* Problem statement:
In the records below, find each line with the word "Scope" and copy it.

* Dataset:
"""

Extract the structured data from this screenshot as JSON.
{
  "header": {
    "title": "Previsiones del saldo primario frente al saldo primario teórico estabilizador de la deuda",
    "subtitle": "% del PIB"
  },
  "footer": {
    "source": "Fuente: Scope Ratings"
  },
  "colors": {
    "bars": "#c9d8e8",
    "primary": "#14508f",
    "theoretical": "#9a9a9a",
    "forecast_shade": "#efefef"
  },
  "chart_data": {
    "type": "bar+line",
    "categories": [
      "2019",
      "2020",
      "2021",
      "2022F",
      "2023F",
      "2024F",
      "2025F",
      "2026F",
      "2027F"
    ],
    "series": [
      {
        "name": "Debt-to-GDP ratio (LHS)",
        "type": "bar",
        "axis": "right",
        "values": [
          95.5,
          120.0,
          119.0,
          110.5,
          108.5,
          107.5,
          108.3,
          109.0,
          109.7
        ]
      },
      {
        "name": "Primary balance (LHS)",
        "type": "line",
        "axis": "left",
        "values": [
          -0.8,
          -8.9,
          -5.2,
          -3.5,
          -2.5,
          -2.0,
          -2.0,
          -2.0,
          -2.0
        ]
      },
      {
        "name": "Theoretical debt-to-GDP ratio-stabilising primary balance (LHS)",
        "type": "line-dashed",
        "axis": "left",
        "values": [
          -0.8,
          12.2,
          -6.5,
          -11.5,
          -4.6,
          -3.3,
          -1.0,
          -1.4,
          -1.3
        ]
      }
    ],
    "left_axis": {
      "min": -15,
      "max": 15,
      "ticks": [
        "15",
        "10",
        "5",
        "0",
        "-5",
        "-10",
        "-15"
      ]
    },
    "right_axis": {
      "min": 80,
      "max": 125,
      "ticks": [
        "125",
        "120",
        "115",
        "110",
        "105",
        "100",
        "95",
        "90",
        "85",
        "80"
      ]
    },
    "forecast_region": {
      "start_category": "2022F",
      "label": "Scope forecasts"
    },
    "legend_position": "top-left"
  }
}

"""

* Expected answer:
    "source": "Fuente: Scope Ratings"
      "label": "Scope forecasts"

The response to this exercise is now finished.